- AIM: Transcribe all of the records word for word, but omit the pictures.

☆ ☆ ☆ ☆ ☆ ☆ ☆

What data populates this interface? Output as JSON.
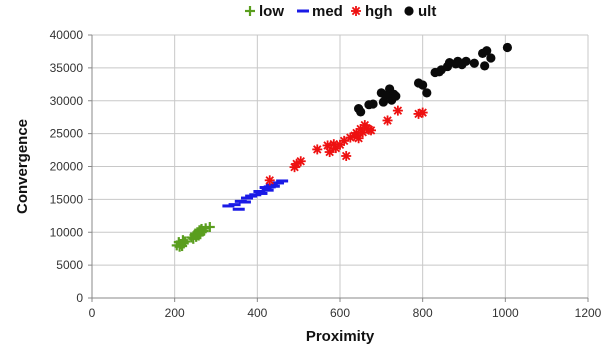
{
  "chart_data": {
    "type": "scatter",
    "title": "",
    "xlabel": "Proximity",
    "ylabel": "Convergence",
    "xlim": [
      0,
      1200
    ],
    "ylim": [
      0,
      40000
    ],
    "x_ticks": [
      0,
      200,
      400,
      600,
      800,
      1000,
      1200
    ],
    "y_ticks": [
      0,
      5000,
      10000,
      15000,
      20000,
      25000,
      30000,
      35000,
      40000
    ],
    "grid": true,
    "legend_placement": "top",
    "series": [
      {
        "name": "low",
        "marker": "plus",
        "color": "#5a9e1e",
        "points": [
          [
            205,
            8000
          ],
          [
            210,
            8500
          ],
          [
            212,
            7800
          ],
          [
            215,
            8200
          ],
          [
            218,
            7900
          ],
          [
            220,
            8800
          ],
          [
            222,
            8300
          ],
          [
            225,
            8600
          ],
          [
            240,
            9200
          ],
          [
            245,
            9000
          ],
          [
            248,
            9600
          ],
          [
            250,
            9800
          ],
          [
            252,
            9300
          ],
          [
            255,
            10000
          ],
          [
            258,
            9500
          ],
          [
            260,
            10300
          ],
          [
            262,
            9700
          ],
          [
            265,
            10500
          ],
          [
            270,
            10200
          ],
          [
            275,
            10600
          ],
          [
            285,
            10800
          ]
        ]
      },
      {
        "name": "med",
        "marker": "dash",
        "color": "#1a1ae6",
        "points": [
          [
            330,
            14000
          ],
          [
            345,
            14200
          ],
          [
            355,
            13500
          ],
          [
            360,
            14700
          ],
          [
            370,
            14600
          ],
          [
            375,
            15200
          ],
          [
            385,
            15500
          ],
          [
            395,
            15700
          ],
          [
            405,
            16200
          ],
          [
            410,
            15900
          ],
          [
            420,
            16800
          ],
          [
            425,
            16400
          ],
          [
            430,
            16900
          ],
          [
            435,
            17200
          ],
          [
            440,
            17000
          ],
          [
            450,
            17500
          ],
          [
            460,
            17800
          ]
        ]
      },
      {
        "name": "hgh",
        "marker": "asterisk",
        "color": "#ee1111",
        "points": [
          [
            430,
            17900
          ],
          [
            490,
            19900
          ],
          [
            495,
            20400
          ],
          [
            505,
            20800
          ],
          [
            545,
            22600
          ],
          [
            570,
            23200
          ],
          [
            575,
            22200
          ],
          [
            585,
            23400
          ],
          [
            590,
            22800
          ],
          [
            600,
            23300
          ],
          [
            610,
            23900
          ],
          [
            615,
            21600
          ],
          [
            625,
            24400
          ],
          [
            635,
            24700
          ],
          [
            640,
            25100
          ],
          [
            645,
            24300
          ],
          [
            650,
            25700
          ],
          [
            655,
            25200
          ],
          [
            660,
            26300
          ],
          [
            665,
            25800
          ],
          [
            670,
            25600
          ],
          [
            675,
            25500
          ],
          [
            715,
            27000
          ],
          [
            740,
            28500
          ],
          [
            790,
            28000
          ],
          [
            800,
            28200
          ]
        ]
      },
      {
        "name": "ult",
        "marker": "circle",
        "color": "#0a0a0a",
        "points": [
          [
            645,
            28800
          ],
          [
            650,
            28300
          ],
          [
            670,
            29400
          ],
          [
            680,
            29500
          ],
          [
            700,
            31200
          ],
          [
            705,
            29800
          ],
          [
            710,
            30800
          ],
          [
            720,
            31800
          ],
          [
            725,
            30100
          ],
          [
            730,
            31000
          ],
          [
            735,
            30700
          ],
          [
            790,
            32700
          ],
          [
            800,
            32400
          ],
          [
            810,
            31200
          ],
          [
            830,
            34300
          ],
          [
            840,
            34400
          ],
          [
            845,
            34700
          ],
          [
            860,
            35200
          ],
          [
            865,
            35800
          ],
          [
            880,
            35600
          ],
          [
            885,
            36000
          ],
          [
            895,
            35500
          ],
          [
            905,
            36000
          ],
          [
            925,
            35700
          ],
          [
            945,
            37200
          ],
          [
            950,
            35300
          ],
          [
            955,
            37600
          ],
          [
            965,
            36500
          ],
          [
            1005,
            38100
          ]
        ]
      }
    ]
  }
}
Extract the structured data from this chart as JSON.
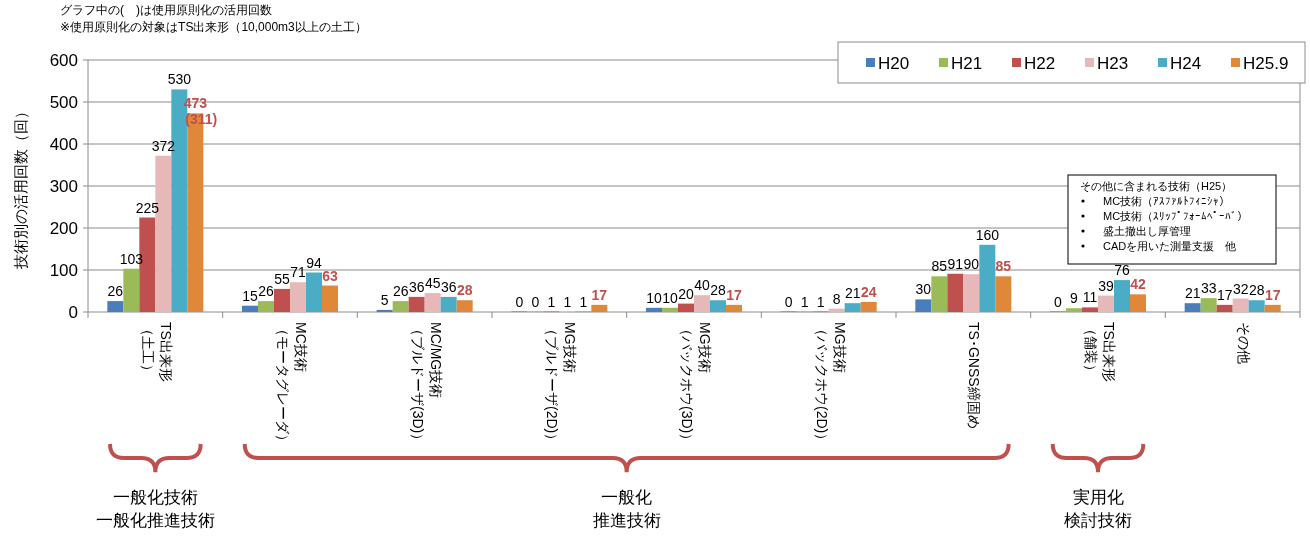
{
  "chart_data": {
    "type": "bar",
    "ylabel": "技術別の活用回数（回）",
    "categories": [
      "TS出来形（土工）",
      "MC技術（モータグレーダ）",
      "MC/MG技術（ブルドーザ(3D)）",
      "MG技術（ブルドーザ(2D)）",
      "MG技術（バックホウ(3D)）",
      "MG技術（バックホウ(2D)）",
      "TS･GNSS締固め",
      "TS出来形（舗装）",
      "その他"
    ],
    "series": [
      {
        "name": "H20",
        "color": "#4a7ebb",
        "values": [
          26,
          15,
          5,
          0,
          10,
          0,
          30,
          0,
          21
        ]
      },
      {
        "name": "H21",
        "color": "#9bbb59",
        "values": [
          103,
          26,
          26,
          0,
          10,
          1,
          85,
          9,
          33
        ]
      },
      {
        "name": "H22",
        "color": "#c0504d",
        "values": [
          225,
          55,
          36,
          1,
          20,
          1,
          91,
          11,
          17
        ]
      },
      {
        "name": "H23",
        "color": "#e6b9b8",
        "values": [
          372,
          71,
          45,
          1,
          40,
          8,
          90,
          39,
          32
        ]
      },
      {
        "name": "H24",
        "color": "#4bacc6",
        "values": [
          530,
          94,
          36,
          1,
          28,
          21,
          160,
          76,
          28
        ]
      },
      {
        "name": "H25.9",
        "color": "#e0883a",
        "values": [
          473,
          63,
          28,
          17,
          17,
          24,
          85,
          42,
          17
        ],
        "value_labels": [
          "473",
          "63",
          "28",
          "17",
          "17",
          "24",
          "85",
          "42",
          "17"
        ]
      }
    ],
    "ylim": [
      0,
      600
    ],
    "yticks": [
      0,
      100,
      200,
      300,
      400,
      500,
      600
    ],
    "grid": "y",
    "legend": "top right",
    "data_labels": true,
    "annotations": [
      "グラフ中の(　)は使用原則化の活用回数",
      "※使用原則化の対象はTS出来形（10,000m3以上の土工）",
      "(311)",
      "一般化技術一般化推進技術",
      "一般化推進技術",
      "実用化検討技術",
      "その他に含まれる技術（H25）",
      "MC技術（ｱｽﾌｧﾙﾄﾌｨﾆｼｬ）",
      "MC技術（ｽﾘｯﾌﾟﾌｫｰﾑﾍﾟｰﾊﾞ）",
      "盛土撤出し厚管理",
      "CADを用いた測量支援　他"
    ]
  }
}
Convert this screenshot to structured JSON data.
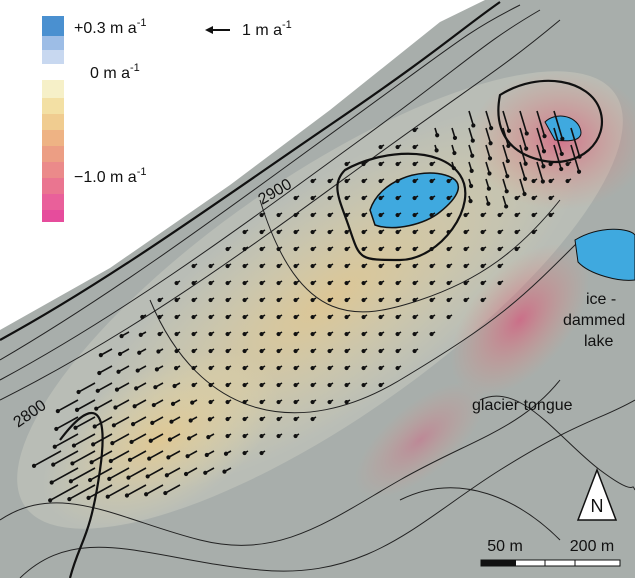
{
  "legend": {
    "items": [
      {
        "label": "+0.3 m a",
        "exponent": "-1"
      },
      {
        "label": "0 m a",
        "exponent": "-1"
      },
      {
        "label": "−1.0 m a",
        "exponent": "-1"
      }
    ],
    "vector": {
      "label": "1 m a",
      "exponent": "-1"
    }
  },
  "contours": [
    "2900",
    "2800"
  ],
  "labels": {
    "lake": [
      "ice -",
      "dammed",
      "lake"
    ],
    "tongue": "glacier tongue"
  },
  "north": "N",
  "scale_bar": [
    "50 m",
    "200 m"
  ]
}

☆ ☆ ☆ ☆ ☆ ☆ ☆

- WRITTEN ANSWER:
What data populates this interface? Output as JSON.
{
  "chart_data": {
    "type": "scatter",
    "title": "",
    "xlabel": "Proximity",
    "ylabel": "Convergence",
    "xlim": [
      0,
      1200
    ],
    "ylim": [
      0,
      40000
    ],
    "x_ticks": [
      0,
      200,
      400,
      600,
      800,
      1000,
      1200
    ],
    "y_ticks": [
      0,
      5000,
      10000,
      15000,
      20000,
      25000,
      30000,
      35000,
      40000
    ],
    "grid": true,
    "legend_placement": "top",
    "series": [
      {
        "name": "low",
        "marker": "plus",
        "color": "#5a9e1e",
        "points": [
          [
            205,
            8000
          ],
          [
            210,
            8500
          ],
          [
            212,
            7800
          ],
          [
            215,
            8200
          ],
          [
            218,
            7900
          ],
          [
            220,
            8800
          ],
          [
            222,
            8300
          ],
          [
            225,
            8600
          ],
          [
            240,
            9200
          ],
          [
            245,
            9000
          ],
          [
            248,
            9600
          ],
          [
            250,
            9800
          ],
          [
            252,
            9300
          ],
          [
            255,
            10000
          ],
          [
            258,
            9500
          ],
          [
            260,
            10300
          ],
          [
            262,
            9700
          ],
          [
            265,
            10500
          ],
          [
            270,
            10200
          ],
          [
            275,
            10600
          ],
          [
            285,
            10800
          ]
        ]
      },
      {
        "name": "med",
        "marker": "dash",
        "color": "#1a1ae6",
        "points": [
          [
            330,
            14000
          ],
          [
            345,
            14200
          ],
          [
            355,
            13500
          ],
          [
            360,
            14700
          ],
          [
            370,
            14600
          ],
          [
            375,
            15200
          ],
          [
            385,
            15500
          ],
          [
            395,
            15700
          ],
          [
            405,
            16200
          ],
          [
            410,
            15900
          ],
          [
            420,
            16800
          ],
          [
            425,
            16400
          ],
          [
            430,
            16900
          ],
          [
            435,
            17200
          ],
          [
            440,
            17000
          ],
          [
            450,
            17500
          ],
          [
            460,
            17800
          ]
        ]
      },
      {
        "name": "hgh",
        "marker": "asterisk",
        "color": "#ee1111",
        "points": [
          [
            430,
            17900
          ],
          [
            490,
            19900
          ],
          [
            495,
            20400
          ],
          [
            505,
            20800
          ],
          [
            545,
            22600
          ],
          [
            570,
            23200
          ],
          [
            575,
            22200
          ],
          [
            585,
            23400
          ],
          [
            590,
            22800
          ],
          [
            600,
            23300
          ],
          [
            610,
            23900
          ],
          [
            615,
            21600
          ],
          [
            625,
            24400
          ],
          [
            635,
            24700
          ],
          [
            640,
            25100
          ],
          [
            645,
            24300
          ],
          [
            650,
            25700
          ],
          [
            655,
            25200
          ],
          [
            660,
            26300
          ],
          [
            665,
            25800
          ],
          [
            670,
            25600
          ],
          [
            675,
            25500
          ],
          [
            715,
            27000
          ],
          [
            740,
            28500
          ],
          [
            790,
            28000
          ],
          [
            800,
            28200
          ]
        ]
      },
      {
        "name": "ult",
        "marker": "circle",
        "color": "#0a0a0a",
        "points": [
          [
            645,
            28800
          ],
          [
            650,
            28300
          ],
          [
            670,
            29400
          ],
          [
            680,
            29500
          ],
          [
            700,
            31200
          ],
          [
            705,
            29800
          ],
          [
            710,
            30800
          ],
          [
            720,
            31800
          ],
          [
            725,
            30100
          ],
          [
            730,
            31000
          ],
          [
            735,
            30700
          ],
          [
            790,
            32700
          ],
          [
            800,
            32400
          ],
          [
            810,
            31200
          ],
          [
            830,
            34300
          ],
          [
            840,
            34400
          ],
          [
            845,
            34700
          ],
          [
            860,
            35200
          ],
          [
            865,
            35800
          ],
          [
            880,
            35600
          ],
          [
            885,
            36000
          ],
          [
            895,
            35500
          ],
          [
            905,
            36000
          ],
          [
            925,
            35700
          ],
          [
            945,
            37200
          ],
          [
            950,
            35300
          ],
          [
            955,
            37600
          ],
          [
            965,
            36500
          ],
          [
            1005,
            38100
          ]
        ]
      }
    ]
  }
}
Extract the structured data from this chart as JSON.
{
  "chart_data": {
    "type": "bar",
    "ylabel": "技術別の活用回数（回）",
    "categories": [
      "TS出来形（土工）",
      "MC技術（モータグレーダ）",
      "MC/MG技術（ブルドーザ(3D)）",
      "MG技術（ブルドーザ(2D)）",
      "MG技術（バックホウ(3D)）",
      "MG技術（バックホウ(2D)）",
      "TS･GNSS締固め",
      "TS出来形（舗装）",
      "その他"
    ],
    "series": [
      {
        "name": "H20",
        "color": "#4a7ebb",
        "values": [
          26,
          15,
          5,
          0,
          10,
          0,
          30,
          0,
          21
        ]
      },
      {
        "name": "H21",
        "color": "#9bbb59",
        "values": [
          103,
          26,
          26,
          0,
          10,
          1,
          85,
          9,
          33
        ]
      },
      {
        "name": "H22",
        "color": "#c0504d",
        "values": [
          225,
          55,
          36,
          1,
          20,
          1,
          91,
          11,
          17
        ]
      },
      {
        "name": "H23",
        "color": "#e6b9b8",
        "values": [
          372,
          71,
          45,
          1,
          40,
          8,
          90,
          39,
          32
        ]
      },
      {
        "name": "H24",
        "color": "#4bacc6",
        "values": [
          530,
          94,
          36,
          1,
          28,
          21,
          160,
          76,
          28
        ]
      },
      {
        "name": "H25.9",
        "color": "#e0883a",
        "values": [
          473,
          63,
          28,
          17,
          17,
          24,
          85,
          42,
          17
        ],
        "value_labels": [
          "473",
          "63",
          "28",
          "17",
          "17",
          "24",
          "85",
          "42",
          "17"
        ]
      }
    ],
    "ylim": [
      0,
      600
    ],
    "yticks": [
      0,
      100,
      200,
      300,
      400,
      500,
      600
    ],
    "grid": "y",
    "legend": "top right",
    "data_labels": true,
    "annotations": [
      "グラフ中の(　)は使用原則化の活用回数",
      "※使用原則化の対象はTS出来形（10,000m3以上の土工）",
      "(311)",
      "一般化技術一般化推進技術",
      "一般化推進技術",
      "実用化検討技術",
      "その他に含まれる技術（H25）",
      "MC技術（ｱｽﾌｧﾙﾄﾌｨﾆｼｬ）",
      "MC技術（ｽﾘｯﾌﾟﾌｫｰﾑﾍﾟｰﾊﾞ）",
      "盛土撤出し厚管理",
      "CADを用いた測量支援　他"
    ]
  }
}
Convert this screenshot to structured JSON data.
{
  "legend": {
    "items": [
      {
        "label": "+0.3 m a",
        "exponent": "-1"
      },
      {
        "label": "0 m a",
        "exponent": "-1"
      },
      {
        "label": "−1.0 m a",
        "exponent": "-1"
      }
    ],
    "vector": {
      "label": "1 m a",
      "exponent": "-1"
    }
  },
  "contours": [
    "2900",
    "2800"
  ],
  "labels": {
    "lake": [
      "ice -",
      "dammed",
      "lake"
    ],
    "tongue": "glacier tongue"
  },
  "north": "N",
  "scale_bar": [
    "50 m",
    "200 m"
  ]
}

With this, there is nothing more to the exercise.